:: The request ::
Give the number of lines in this listing that contain "Agencies", with no other words.

:: Extracted records ::
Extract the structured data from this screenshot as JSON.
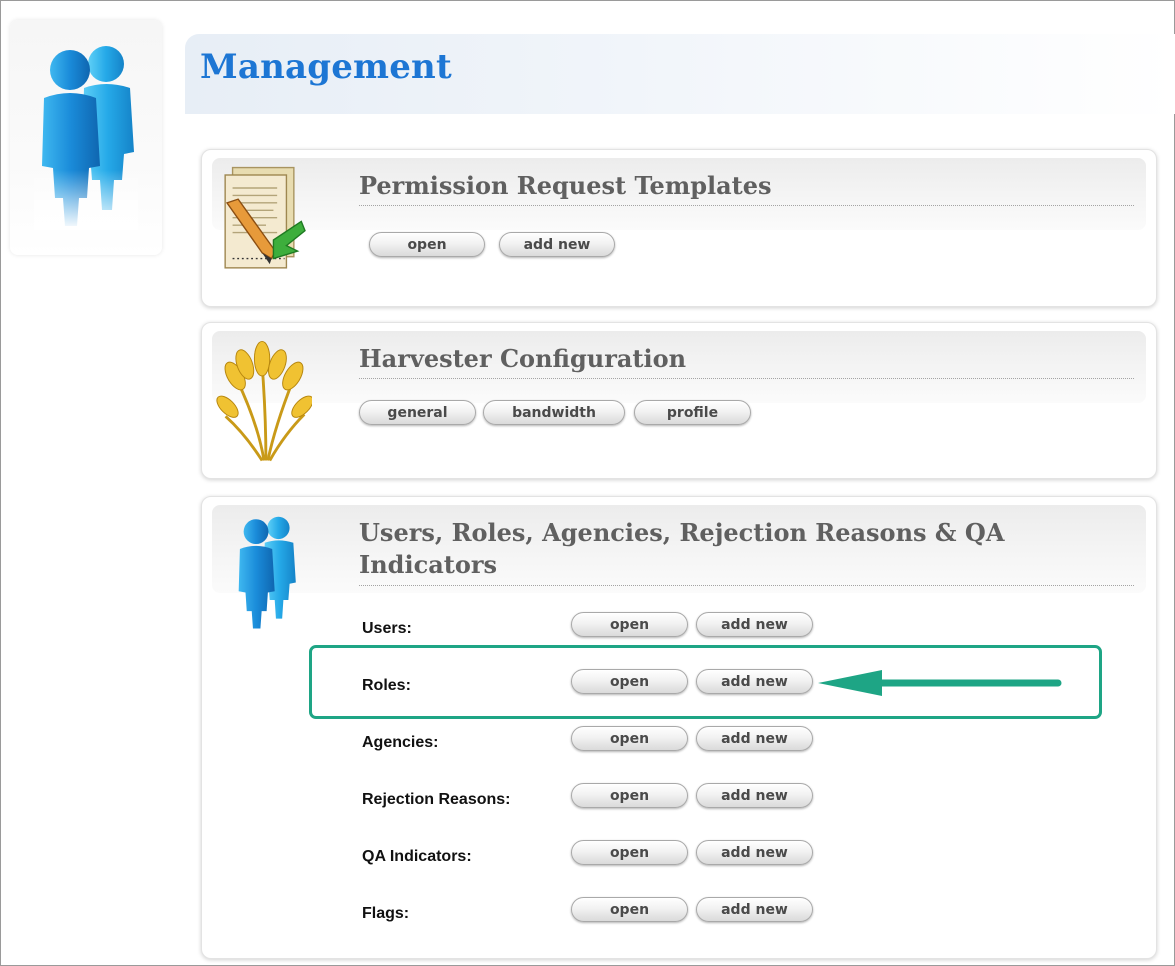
{
  "page": {
    "title": "Management"
  },
  "sections": {
    "permission": {
      "title": "Permission Request Templates",
      "buttons": [
        "open",
        "add new"
      ],
      "icon": "document-edit-icon"
    },
    "harvester": {
      "title": "Harvester Configuration",
      "buttons": [
        "general",
        "bandwidth",
        "profile"
      ],
      "icon": "wheat-icon"
    },
    "users": {
      "title_line1": "Users, Roles, Agencies, Rejection Reasons & QA",
      "title_line2": "Indicators",
      "icon": "users-icon",
      "rows": [
        {
          "label": "Users:",
          "open": "open",
          "add": "add new"
        },
        {
          "label": "Roles:",
          "open": "open",
          "add": "add new"
        },
        {
          "label": "Agencies:",
          "open": "open",
          "add": "add new"
        },
        {
          "label": "Rejection Reasons:",
          "open": "open",
          "add": "add new"
        },
        {
          "label": "QA Indicators:",
          "open": "open",
          "add": "add new"
        },
        {
          "label": "Flags:",
          "open": "open",
          "add": "add new"
        }
      ]
    }
  },
  "annotation": {
    "highlight_color": "#1ea585",
    "highlighted_row": "Roles:"
  },
  "colors": {
    "title_blue": "#1d76d4",
    "section_title_gray": "#606060"
  }
}
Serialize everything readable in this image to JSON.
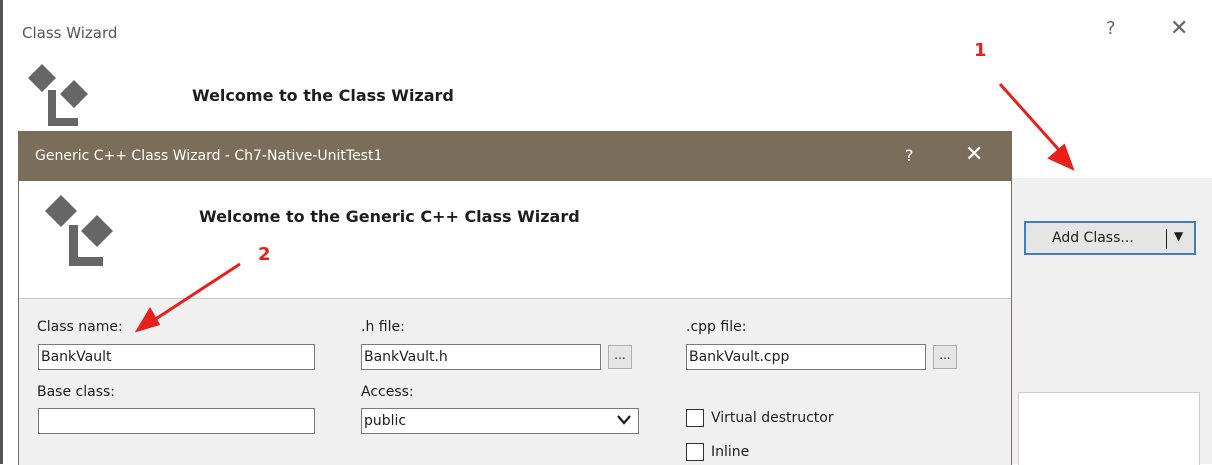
{
  "background_window": {
    "title": "Class Wizard",
    "help": "?",
    "close": "✕",
    "welcome": "Welcome to the Class Wizard",
    "add_class_button": "Add Class..."
  },
  "dialog": {
    "title": "Generic C++ Class Wizard - Ch7-Native-UnitTest1",
    "help": "?",
    "close": "✕",
    "welcome": "Welcome to the Generic C++ Class Wizard"
  },
  "form": {
    "class_name_label": "Class name:",
    "class_name_value": "BankVault",
    "h_file_label": ".h file:",
    "h_file_value": "BankVault.h",
    "cpp_file_label": ".cpp file:",
    "cpp_file_value": "BankVault.cpp",
    "browse": "...",
    "base_class_label": "Base class:",
    "base_class_value": "",
    "access_label": "Access:",
    "access_value": "public",
    "virtual_destructor_label": "Virtual destructor",
    "inline_label": "Inline"
  },
  "annotations": {
    "marker_1": "1",
    "marker_2": "2",
    "arrow_color": "#e8201c"
  }
}
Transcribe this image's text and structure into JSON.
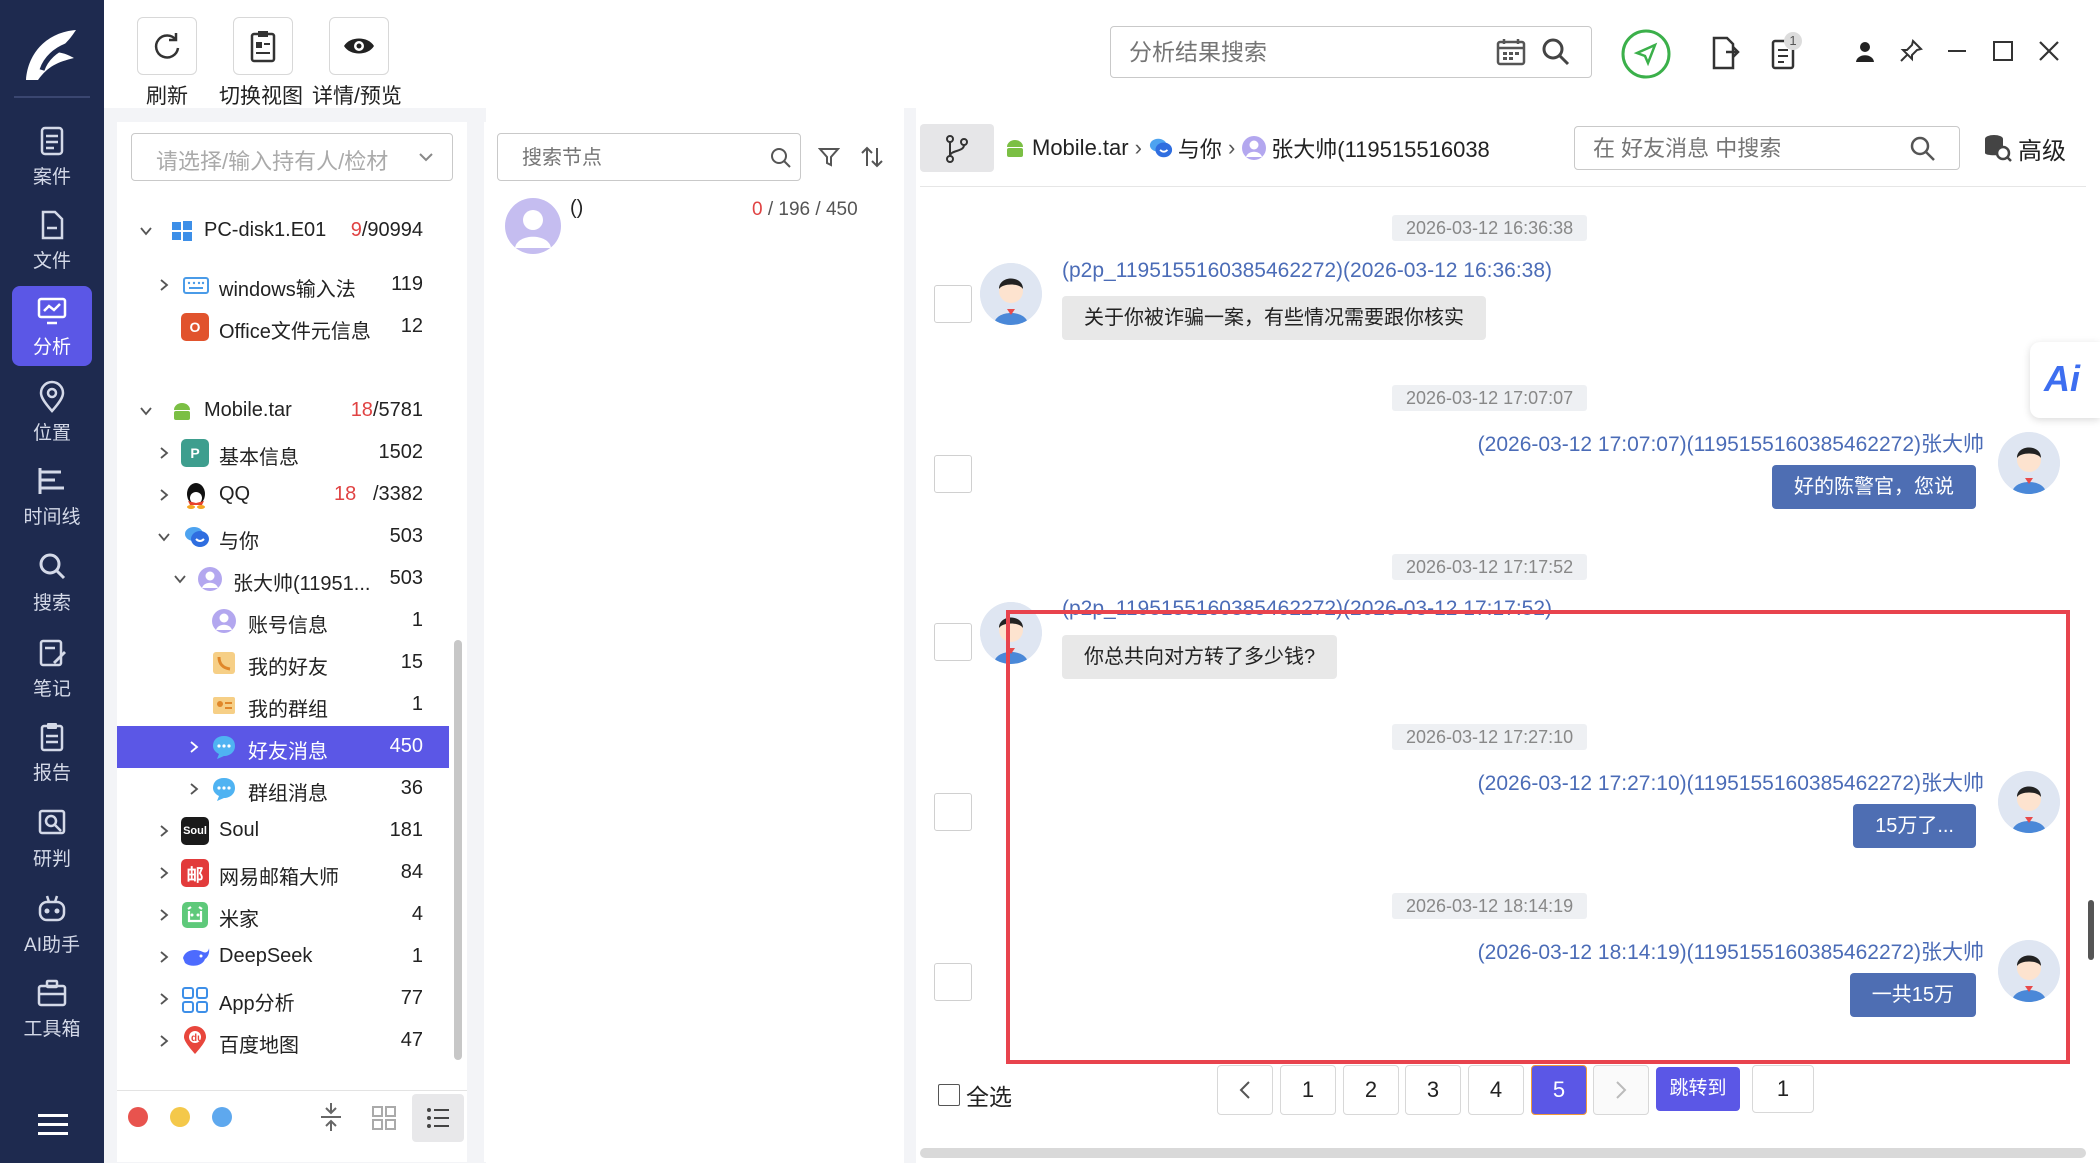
{
  "toolbar": {
    "refresh_label": "刷新",
    "switch_view_label": "切换视图",
    "details_label": "详情/预览"
  },
  "top_search": {
    "placeholder": "分析结果搜索"
  },
  "notification_badge": "1",
  "nav": {
    "items": [
      {
        "label": "案件",
        "icon": "case-icon"
      },
      {
        "label": "文件",
        "icon": "file-icon"
      },
      {
        "label": "分析",
        "icon": "analysis-icon",
        "active": true
      },
      {
        "label": "位置",
        "icon": "location-icon"
      },
      {
        "label": "时间线",
        "icon": "timeline-icon"
      },
      {
        "label": "搜索",
        "icon": "search-icon"
      },
      {
        "label": "笔记",
        "icon": "note-icon"
      },
      {
        "label": "报告",
        "icon": "report-icon"
      },
      {
        "label": "研判",
        "icon": "judge-icon"
      },
      {
        "label": "AI助手",
        "icon": "ai-robot-icon"
      },
      {
        "label": "工具箱",
        "icon": "toolbox-icon"
      }
    ]
  },
  "tree": {
    "holder_placeholder": "请选择/输入持有人/检材",
    "items": [
      {
        "label": "PC-disk1.E01",
        "count_red": "9",
        "count": "/90994"
      },
      {
        "label": "windows输入法",
        "count": "119"
      },
      {
        "label": "Office文件元信息",
        "count": "12"
      },
      {
        "label": "Mobile.tar",
        "count_red": "18",
        "count": "/5781"
      },
      {
        "label": "基本信息",
        "count": "1502"
      },
      {
        "label": "QQ",
        "count_red": "18",
        "count": "/3382"
      },
      {
        "label": "与你",
        "count": "503"
      },
      {
        "label": "张大帅(11951...",
        "count": "503"
      },
      {
        "label": "账号信息",
        "count": "1"
      },
      {
        "label": "我的好友",
        "count": "15"
      },
      {
        "label": "我的群组",
        "count": "1"
      },
      {
        "label": "好友消息",
        "count": "450"
      },
      {
        "label": "群组消息",
        "count": "36"
      },
      {
        "label": "Soul",
        "count": "181"
      },
      {
        "label": "网易邮箱大师",
        "count": "84"
      },
      {
        "label": "米家",
        "count": "4"
      },
      {
        "label": "DeepSeek",
        "count": "1"
      },
      {
        "label": "App分析",
        "count": "77"
      },
      {
        "label": "百度地图",
        "count": "47"
      }
    ],
    "soul_icon_text": "Soul",
    "mail_icon_text": "邮",
    "baidu_icon_text": "du",
    "status_colors": [
      "#e8534e",
      "#f4c84a",
      "#5ea8ee"
    ]
  },
  "node_panel": {
    "search_placeholder": "搜索节点",
    "node_name": "()",
    "count_red": "0",
    "count_rest": "/ 196 / 450"
  },
  "chat": {
    "breadcrumb": [
      "Mobile.tar",
      "与你",
      "张大帅(119515516038"
    ],
    "search_placeholder": "在 好友消息 中搜索",
    "advanced_label": "高级",
    "ai_label": "Ai",
    "messages": [
      {
        "time": "2026-03-12 16:36:38",
        "sender": "(p2p_1195155160385462272)(2026-03-12 16:36:38)",
        "text": "关于你被诈骗一案，有些情况需要跟你核实",
        "side": "left"
      },
      {
        "time": "2026-03-12 17:07:07",
        "sender": "(2026-03-12 17:07:07)(1195155160385462272)张大帅",
        "text": "好的陈警官，您说",
        "side": "right"
      },
      {
        "time": "2026-03-12 17:17:52",
        "sender": "(p2p_1195155160385462272)(2026-03-12 17:17:52)",
        "text": "你总共向对方转了多少钱?",
        "side": "left"
      },
      {
        "time": "2026-03-12 17:27:10",
        "sender": "(2026-03-12 17:27:10)(1195155160385462272)张大帅",
        "text": "15万了...",
        "side": "right"
      },
      {
        "time": "2026-03-12 18:14:19",
        "sender": "(2026-03-12 18:14:19)(1195155160385462272)张大帅",
        "text": "一共15万",
        "side": "right"
      }
    ],
    "select_all_label": "全选",
    "pages": [
      "1",
      "2",
      "3",
      "4",
      "5"
    ],
    "current_page": "5",
    "jump_label": "跳转到",
    "jump_value": "1"
  },
  "colors": {
    "nav_bg": "#1e2a4f",
    "accent": "#5b57e6",
    "bubble_right": "#4e6eb3",
    "highlight_border": "#e8434d",
    "pin_green": "#3bb04a"
  }
}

:: Finished task ::
2